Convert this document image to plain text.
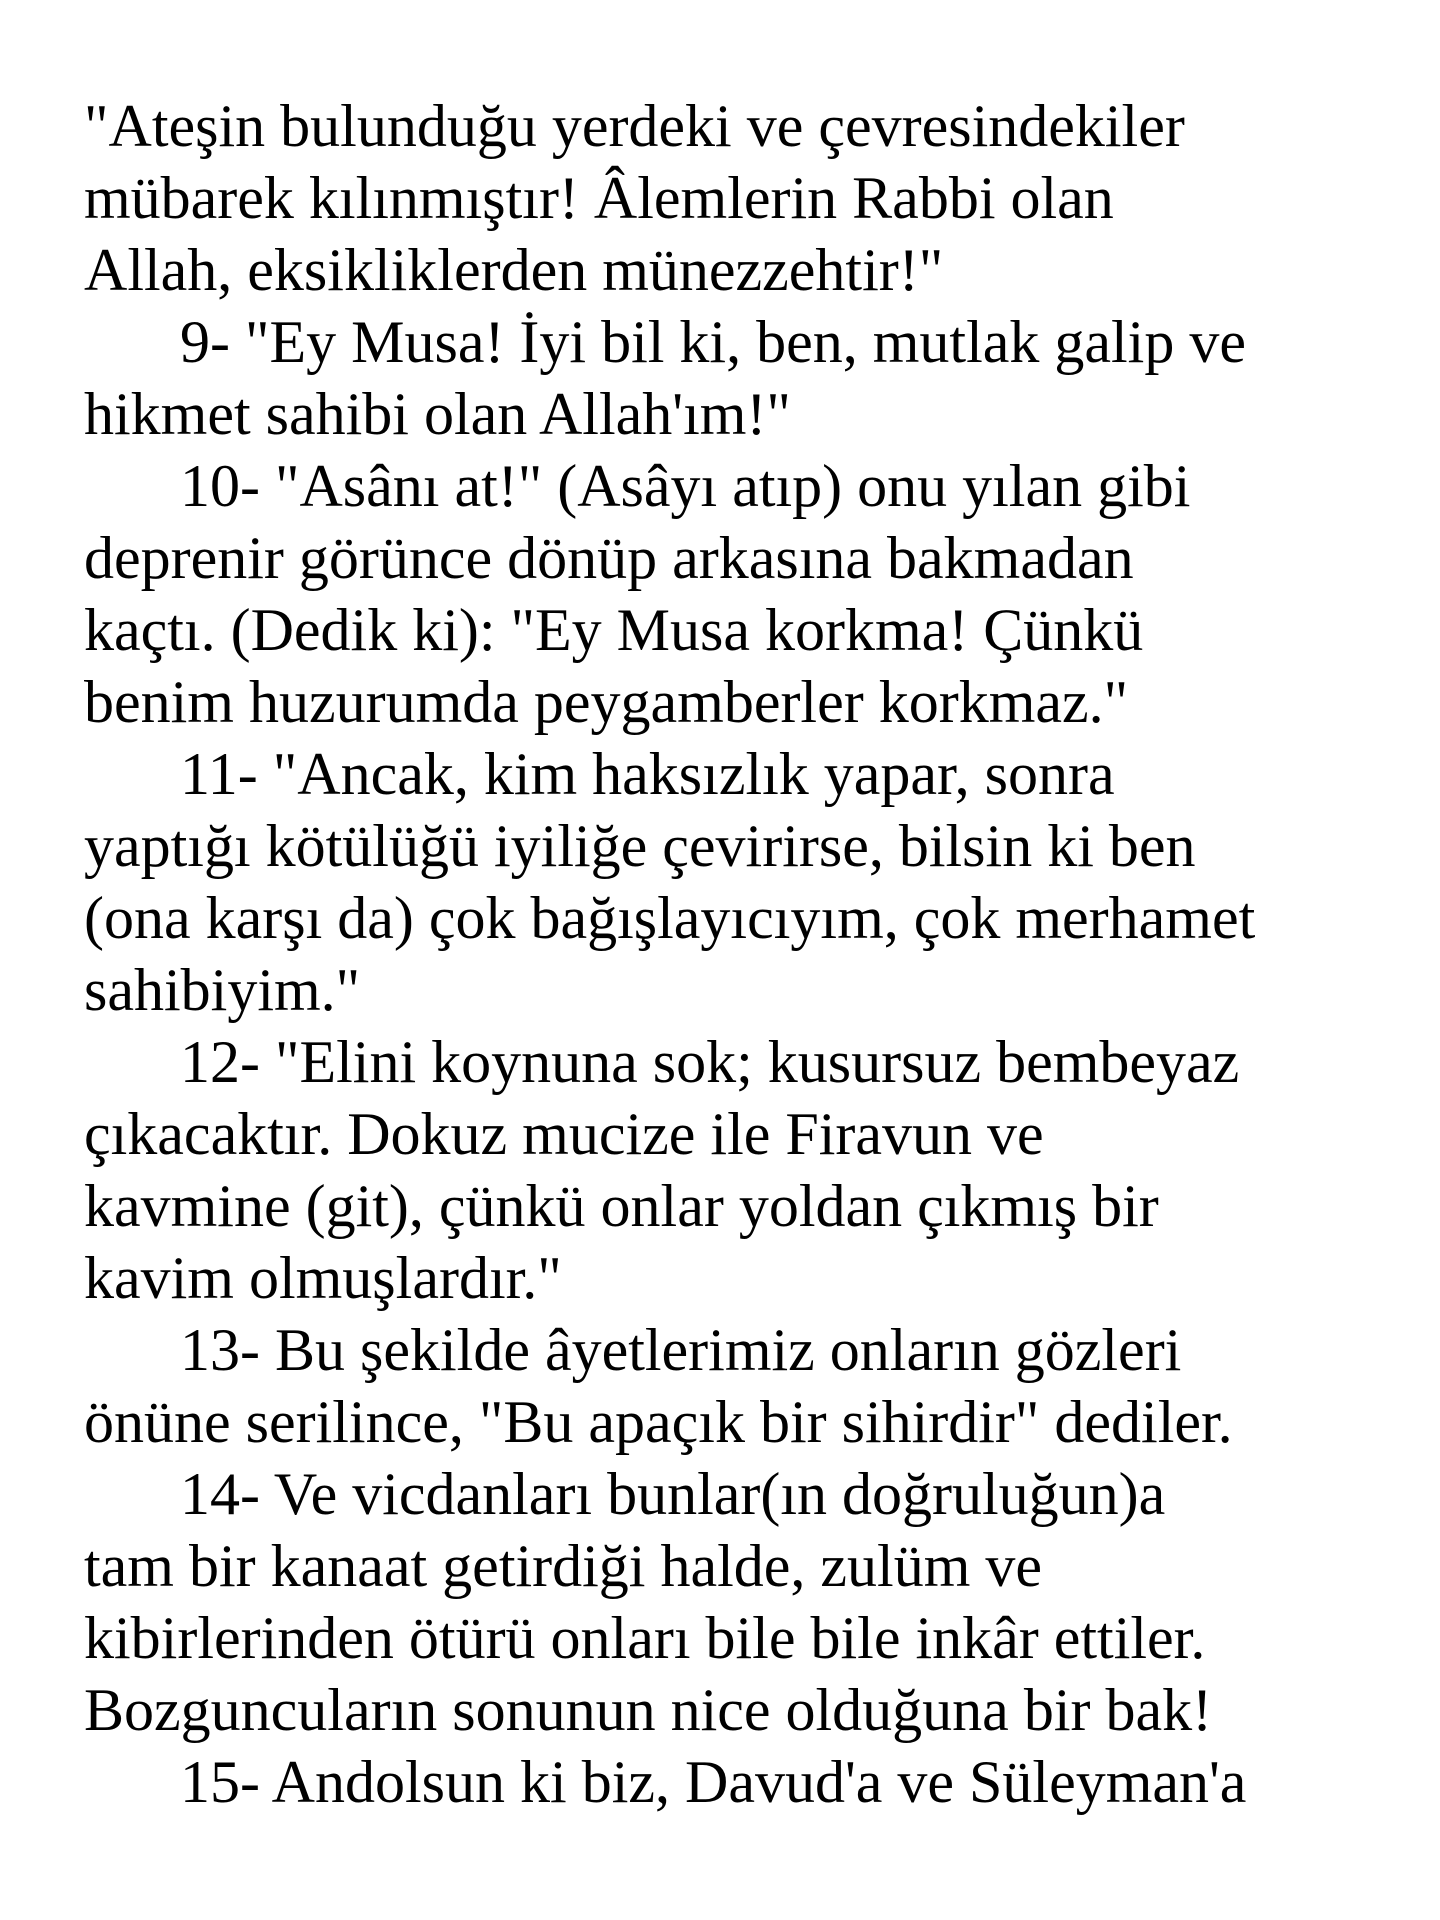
"Ateşin bulunduğu yerdeki ve çevresindekiler
mübarek kılınmıştır! Âlemlerin Rabbi olan
Allah, eksikliklerden münezzehtir!"
9- "Ey Musa! İyi bil ki, ben, mutlak galip ve
hikmet sahibi olan Allah'ım!"
10- "Asânı at!" (Asâyı atıp) onu yılan gibi
deprenir görünce dönüp arkasına bakmadan
kaçtı. (Dedik ki): "Ey Musa korkma! Çünkü
benim huzurumda peygamberler korkmaz."
11- "Ancak, kim haksızlık yapar, sonra
yaptığı kötülüğü iyiliğe çevirirse, bilsin ki ben
(ona karşı da) çok bağışlayıcıyım, çok merhamet
sahibiyim."
12- "Elini koynuna sok; kusursuz bembeyaz
çıkacaktır. Dokuz mucize ile Firavun ve
kavmine (git), çünkü onlar yoldan çıkmış bir
kavim olmuşlardır."
13- Bu şekilde âyetlerimiz onların gözleri
önüne serilince, "Bu apaçık bir sihirdir" dediler.
14- Ve vicdanları bunlar(ın doğruluğun)a
tam bir kanaat getirdiği halde, zulüm ve
kibirlerinden ötürü onları bile bile inkâr ettiler.
Bozguncuların sonunun nice olduğuna bir bak!
15- Andolsun ki biz, Davud'a ve Süleyman'a
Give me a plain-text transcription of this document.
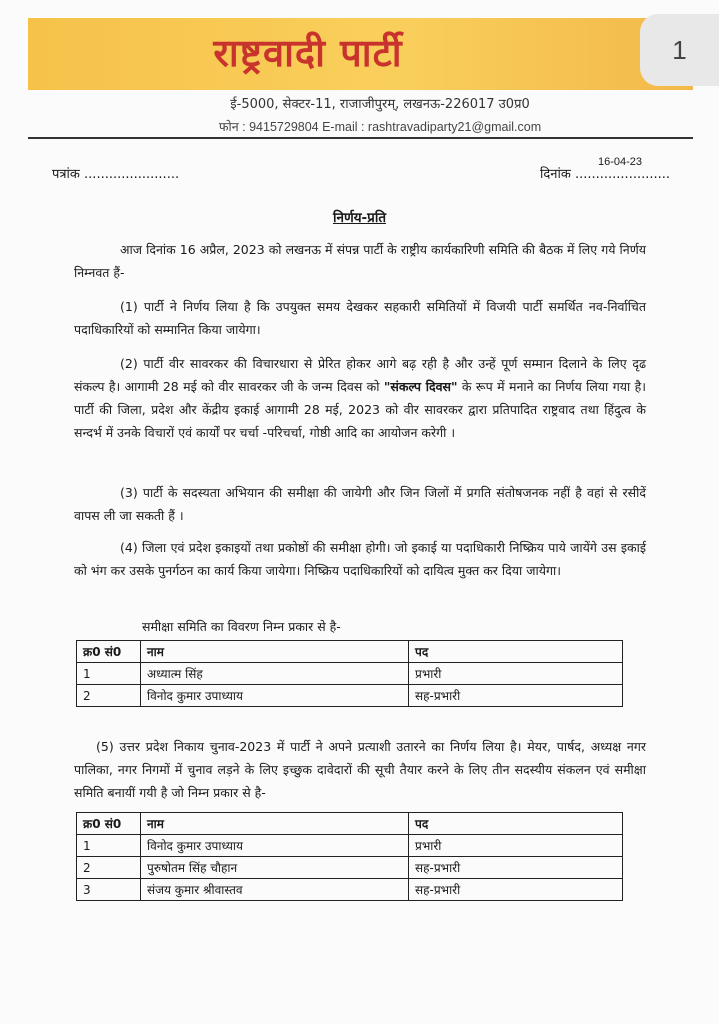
राष्ट्रवादी पार्टी	1
ई-5000, सेक्टर-11, राजाजीपुरम्, लखनऊ-226017 उ0प्र0
फोन : 9415729804 E-mail : rashtravadiparty21@gmail.com
पत्रांक .......................	दिनांक .......................
16-04-23
निर्णय-प्रति
आज दिनांक 16 अप्रैल, 2023 को लखनऊ में संपन्न पार्टी के राष्ट्रीय कार्यकारिणी समिति की बैठक में लिए गये निर्णय निम्नवत हैं-
(1) पार्टी ने निर्णय लिया है कि उपयुक्त समय देखकर सहकारी समितियों में विजयी पार्टी समर्थित नव-निर्वाचित पदाधिकारियों को सम्मानित किया जायेगा।
(2) पार्टी वीर सावरकर की विचारधारा से प्रेरित होकर आगे बढ़ रही है और उन्हें पूर्ण सम्मान दिलाने के लिए दृढ संकल्प है। आगामी 28 मई को वीर सावरकर जी के जन्म दिवस को "संकल्प दिवस" के रूप में मनाने का निर्णय लिया गया है। पार्टी की जिला, प्रदेश और केंद्रीय इकाई आगामी 28 मई, 2023 को वीर सावरकर द्वारा प्रतिपादित राष्ट्रवाद तथा हिंदुत्व के सन्दर्भ में उनके विचारों एवं कार्यों पर चर्चा -परिचर्चा, गोष्ठी आदि का आयोजन करेगी ।
(3) पार्टी के सदस्यता अभियान की समीक्षा की जायेगी और जिन जिलों में प्रगति संतोषजनक नहीं है वहां से रसीदें वापस ली जा सकती हैं ।
(4) जिला एवं प्रदेश इकाइयों तथा प्रकोष्ठों की समीक्षा होगी। जो इकाई या पदाधिकारी निष्क्रिय पाये जायेंगे उस इकाई को भंग कर उसके पुनर्गठन का कार्य किया जायेगा। निष्क्रिय पदाधिकारियों को दायित्व मुक्त कर दिया जायेगा।
समीक्षा समिति का विवरण निम्न प्रकार से है-
क्र0 सं0	नाम	पद
1	अध्यात्म सिंह	प्रभारी
2	विनोद कुमार उपाध्याय	सह-प्रभारी
(5) उत्तर प्रदेश निकाय चुनाव-2023 में पार्टी ने अपने प्रत्याशी उतारने का निर्णय लिया है। मेयर, पार्षद, अध्यक्ष नगर पालिका, नगर निगमों में चुनाव लड़ने के लिए इच्छुक दावेदारों की सूची तैयार करने के लिए तीन सदस्यीय संकलन एवं समीक्षा समिति बनायीं गयी है जो निम्न प्रकार से है-
क्र0 सं0	नाम	पद
1	विनोद कुमार उपाध्याय	प्रभारी
2	पुरुषोतम सिंह चौहान	सह-प्रभारी
3	संजय कुमार श्रीवास्तव	सह-प्रभारी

REQUIRED WORK:
Copy out every line of the material above exactly, skipping the pictures.

RESULT:
Convert this document image to plain text.
"Ateşin bulunduğu yerdeki ve çevresindekiler
mübarek kılınmıştır! Âlemlerin Rabbi olan
Allah, eksikliklerden münezzehtir!"
9- "Ey Musa! İyi bil ki, ben, mutlak galip ve
hikmet sahibi olan Allah'ım!"
10- "Asânı at!" (Asâyı atıp) onu yılan gibi
deprenir görünce dönüp arkasına bakmadan
kaçtı. (Dedik ki): "Ey Musa korkma! Çünkü
benim huzurumda peygamberler korkmaz."
11- "Ancak, kim haksızlık yapar, sonra
yaptığı kötülüğü iyiliğe çevirirse, bilsin ki ben
(ona karşı da) çok bağışlayıcıyım, çok merhamet
sahibiyim."
12- "Elini koynuna sok; kusursuz bembeyaz
çıkacaktır. Dokuz mucize ile Firavun ve
kavmine (git), çünkü onlar yoldan çıkmış bir
kavim olmuşlardır."
13- Bu şekilde âyetlerimiz onların gözleri
önüne serilince, "Bu apaçık bir sihirdir" dediler.
14- Ve vicdanları bunlar(ın doğruluğun)a
tam bir kanaat getirdiği halde, zulüm ve
kibirlerinden ötürü onları bile bile inkâr ettiler.
Bozguncuların sonunun nice olduğuna bir bak!
15- Andolsun ki biz, Davud'a ve Süleyman'a
Give me a plain-text transcription of this document.
राष्ट्रवादी पार्टी	1
ई-5000, सेक्टर-11, राजाजीपुरम्, लखनऊ-226017 उ0प्र0
फोन : 9415729804 E-mail : rashtravadiparty21@gmail.com
पत्रांक .......................	दिनांक .......................
16-04-23
निर्णय-प्रति
आज दिनांक 16 अप्रैल, 2023 को लखनऊ में संपन्न पार्टी के राष्ट्रीय कार्यकारिणी समिति की बैठक में लिए गये निर्णय निम्नवत हैं-
(1) पार्टी ने निर्णय लिया है कि उपयुक्त समय देखकर सहकारी समितियों में विजयी पार्टी समर्थित नव-निर्वाचित पदाधिकारियों को सम्मानित किया जायेगा।
(2) पार्टी वीर सावरकर की विचारधारा से प्रेरित होकर आगे बढ़ रही है और उन्हें पूर्ण सम्मान दिलाने के लिए दृढ संकल्प है। आगामी 28 मई को वीर सावरकर जी के जन्म दिवस को "संकल्प दिवस" के रूप में मनाने का निर्णय लिया गया है। पार्टी की जिला, प्रदेश और केंद्रीय इकाई आगामी 28 मई, 2023 को वीर सावरकर द्वारा प्रतिपादित राष्ट्रवाद तथा हिंदुत्व के सन्दर्भ में उनके विचारों एवं कार्यों पर चर्चा -परिचर्चा, गोष्ठी आदि का आयोजन करेगी ।
(3) पार्टी के सदस्यता अभियान की समीक्षा की जायेगी और जिन जिलों में प्रगति संतोषजनक नहीं है वहां से रसीदें वापस ली जा सकती हैं ।
(4) जिला एवं प्रदेश इकाइयों तथा प्रकोष्ठों की समीक्षा होगी। जो इकाई या पदाधिकारी निष्क्रिय पाये जायेंगे उस इकाई को भंग कर उसके पुनर्गठन का कार्य किया जायेगा। निष्क्रिय पदाधिकारियों को दायित्व मुक्त कर दिया जायेगा।
समीक्षा समिति का विवरण निम्न प्रकार से है-
क्र0 सं0	नाम	पद
1	अध्यात्म सिंह	प्रभारी
2	विनोद कुमार उपाध्याय	सह-प्रभारी
(5) उत्तर प्रदेश निकाय चुनाव-2023 में पार्टी ने अपने प्रत्याशी उतारने का निर्णय लिया है। मेयर, पार्षद, अध्यक्ष नगर पालिका, नगर निगमों में चुनाव लड़ने के लिए इच्छुक दावेदारों की सूची तैयार करने के लिए तीन सदस्यीय संकलन एवं समीक्षा समिति बनायीं गयी है जो निम्न प्रकार से है-
क्र0 सं0	नाम	पद
1	विनोद कुमार उपाध्याय	प्रभारी
2	पुरुषोतम सिंह चौहान	सह-प्रभारी
3	संजय कुमार श्रीवास्तव	सह-प्रभारी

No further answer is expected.